====== DATA FOR PROCESSING ======
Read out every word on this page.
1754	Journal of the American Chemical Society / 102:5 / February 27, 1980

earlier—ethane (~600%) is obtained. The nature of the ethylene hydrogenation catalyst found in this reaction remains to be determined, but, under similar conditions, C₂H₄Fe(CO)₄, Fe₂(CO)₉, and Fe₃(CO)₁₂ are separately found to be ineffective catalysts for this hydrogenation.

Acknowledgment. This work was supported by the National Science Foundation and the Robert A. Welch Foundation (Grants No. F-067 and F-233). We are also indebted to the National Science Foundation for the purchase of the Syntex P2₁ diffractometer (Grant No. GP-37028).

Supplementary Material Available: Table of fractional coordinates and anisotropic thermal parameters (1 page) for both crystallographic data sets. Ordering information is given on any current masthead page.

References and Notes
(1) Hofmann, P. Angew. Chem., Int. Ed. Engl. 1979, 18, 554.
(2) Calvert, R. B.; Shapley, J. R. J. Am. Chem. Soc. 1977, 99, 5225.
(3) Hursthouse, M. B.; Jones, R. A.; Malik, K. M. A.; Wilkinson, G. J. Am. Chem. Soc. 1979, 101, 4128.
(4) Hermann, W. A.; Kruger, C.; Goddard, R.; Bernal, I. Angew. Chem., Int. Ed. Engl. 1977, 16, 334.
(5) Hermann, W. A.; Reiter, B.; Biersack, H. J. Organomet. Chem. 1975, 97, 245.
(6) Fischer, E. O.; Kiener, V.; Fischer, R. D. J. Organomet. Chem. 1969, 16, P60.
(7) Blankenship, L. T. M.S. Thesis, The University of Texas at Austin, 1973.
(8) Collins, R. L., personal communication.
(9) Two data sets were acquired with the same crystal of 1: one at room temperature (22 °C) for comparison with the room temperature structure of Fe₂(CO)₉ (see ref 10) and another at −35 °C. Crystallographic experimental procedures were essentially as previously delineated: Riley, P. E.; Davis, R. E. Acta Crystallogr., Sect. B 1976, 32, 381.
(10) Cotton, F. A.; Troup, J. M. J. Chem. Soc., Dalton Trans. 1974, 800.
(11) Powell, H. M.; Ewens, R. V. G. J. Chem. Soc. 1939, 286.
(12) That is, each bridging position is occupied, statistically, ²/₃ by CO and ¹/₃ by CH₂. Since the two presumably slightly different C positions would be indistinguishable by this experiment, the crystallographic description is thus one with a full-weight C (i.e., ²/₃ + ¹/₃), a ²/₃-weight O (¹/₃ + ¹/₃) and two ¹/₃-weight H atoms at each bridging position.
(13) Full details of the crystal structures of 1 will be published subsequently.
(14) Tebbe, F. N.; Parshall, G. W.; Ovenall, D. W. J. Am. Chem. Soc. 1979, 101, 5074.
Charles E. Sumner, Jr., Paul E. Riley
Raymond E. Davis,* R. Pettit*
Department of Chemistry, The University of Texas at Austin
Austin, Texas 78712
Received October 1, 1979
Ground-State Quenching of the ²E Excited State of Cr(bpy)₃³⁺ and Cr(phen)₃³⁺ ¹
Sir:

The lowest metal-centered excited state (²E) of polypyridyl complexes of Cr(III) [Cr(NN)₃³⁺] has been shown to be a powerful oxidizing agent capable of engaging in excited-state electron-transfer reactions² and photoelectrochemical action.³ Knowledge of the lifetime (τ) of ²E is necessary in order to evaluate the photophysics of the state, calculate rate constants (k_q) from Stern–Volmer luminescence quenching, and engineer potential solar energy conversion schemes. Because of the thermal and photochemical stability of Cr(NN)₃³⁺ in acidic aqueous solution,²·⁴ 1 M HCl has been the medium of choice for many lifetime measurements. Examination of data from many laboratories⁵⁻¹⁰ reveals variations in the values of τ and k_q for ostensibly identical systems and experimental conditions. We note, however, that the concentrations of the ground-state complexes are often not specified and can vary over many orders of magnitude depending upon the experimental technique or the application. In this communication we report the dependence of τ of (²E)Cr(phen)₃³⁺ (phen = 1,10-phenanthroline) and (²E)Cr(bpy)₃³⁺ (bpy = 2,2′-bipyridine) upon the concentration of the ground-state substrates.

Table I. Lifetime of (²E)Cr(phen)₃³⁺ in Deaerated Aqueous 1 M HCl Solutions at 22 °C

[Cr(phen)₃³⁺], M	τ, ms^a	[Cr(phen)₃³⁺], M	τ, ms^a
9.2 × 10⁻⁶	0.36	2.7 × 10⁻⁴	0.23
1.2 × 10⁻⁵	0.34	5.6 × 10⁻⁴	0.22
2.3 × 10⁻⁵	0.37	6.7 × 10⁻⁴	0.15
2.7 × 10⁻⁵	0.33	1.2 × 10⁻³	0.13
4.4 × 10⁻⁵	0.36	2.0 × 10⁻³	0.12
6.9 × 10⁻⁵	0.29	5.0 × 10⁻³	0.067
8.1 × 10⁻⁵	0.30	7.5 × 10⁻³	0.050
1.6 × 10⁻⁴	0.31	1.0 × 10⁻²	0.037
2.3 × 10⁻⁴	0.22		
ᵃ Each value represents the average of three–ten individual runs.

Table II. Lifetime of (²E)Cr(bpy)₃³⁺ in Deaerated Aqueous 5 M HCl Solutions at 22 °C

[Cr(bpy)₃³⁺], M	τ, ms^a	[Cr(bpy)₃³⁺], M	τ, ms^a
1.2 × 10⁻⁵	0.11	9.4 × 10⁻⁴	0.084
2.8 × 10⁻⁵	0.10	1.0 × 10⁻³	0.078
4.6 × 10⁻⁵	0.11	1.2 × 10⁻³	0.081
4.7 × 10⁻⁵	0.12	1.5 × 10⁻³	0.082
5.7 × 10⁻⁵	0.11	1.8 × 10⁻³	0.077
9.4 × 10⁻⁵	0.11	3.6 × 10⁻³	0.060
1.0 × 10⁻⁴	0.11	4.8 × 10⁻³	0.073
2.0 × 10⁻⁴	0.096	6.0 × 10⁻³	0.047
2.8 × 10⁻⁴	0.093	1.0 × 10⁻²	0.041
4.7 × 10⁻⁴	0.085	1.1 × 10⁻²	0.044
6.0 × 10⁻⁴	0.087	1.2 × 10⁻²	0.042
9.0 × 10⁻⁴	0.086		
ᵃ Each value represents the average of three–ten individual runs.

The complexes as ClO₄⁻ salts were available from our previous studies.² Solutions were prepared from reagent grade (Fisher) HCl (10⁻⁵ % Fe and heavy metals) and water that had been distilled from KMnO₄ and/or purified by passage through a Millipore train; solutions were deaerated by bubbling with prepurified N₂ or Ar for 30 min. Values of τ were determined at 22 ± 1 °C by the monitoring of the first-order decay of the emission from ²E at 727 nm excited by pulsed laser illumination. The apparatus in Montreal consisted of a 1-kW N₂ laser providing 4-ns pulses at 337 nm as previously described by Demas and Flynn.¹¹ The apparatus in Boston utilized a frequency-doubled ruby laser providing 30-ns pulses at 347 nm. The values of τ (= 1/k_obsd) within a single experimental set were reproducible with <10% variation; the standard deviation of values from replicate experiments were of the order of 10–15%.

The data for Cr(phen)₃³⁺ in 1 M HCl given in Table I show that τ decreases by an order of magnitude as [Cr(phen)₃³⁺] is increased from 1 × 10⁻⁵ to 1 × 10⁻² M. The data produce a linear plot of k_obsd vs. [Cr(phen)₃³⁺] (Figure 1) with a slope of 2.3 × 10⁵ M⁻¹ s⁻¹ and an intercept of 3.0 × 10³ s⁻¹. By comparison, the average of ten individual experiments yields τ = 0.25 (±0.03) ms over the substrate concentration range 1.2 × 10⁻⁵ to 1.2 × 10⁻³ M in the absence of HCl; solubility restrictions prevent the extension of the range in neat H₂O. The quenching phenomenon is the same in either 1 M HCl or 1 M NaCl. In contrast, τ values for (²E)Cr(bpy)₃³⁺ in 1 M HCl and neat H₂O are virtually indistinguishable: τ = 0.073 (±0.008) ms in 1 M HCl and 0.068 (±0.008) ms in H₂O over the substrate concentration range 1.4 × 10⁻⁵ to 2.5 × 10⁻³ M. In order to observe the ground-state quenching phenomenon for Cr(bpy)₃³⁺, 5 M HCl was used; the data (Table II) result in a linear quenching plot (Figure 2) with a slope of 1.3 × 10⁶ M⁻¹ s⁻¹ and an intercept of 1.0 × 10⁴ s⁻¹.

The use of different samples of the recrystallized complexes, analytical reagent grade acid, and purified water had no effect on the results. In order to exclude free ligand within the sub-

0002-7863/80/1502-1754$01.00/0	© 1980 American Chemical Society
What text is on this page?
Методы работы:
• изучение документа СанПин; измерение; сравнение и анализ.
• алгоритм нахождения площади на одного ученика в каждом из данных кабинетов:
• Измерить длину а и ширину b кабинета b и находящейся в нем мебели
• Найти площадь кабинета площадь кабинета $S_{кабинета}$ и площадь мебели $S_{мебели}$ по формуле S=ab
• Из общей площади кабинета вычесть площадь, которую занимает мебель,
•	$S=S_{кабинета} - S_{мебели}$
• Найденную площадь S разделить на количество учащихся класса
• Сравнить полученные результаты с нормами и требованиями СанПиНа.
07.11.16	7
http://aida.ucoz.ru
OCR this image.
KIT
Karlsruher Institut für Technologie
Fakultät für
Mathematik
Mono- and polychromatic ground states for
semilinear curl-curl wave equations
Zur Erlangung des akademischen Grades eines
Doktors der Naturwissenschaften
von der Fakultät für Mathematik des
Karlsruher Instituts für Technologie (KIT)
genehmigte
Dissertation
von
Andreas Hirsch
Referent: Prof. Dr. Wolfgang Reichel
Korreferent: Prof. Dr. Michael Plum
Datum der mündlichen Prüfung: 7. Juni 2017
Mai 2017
======
DIRECTIONS: Show every line from the entries above in which "Technologie" appears.

RESPONSE TO THE TASK:
Karlsruher Institut für Technologie
Karlsruher Instituts für Technologie (KIT)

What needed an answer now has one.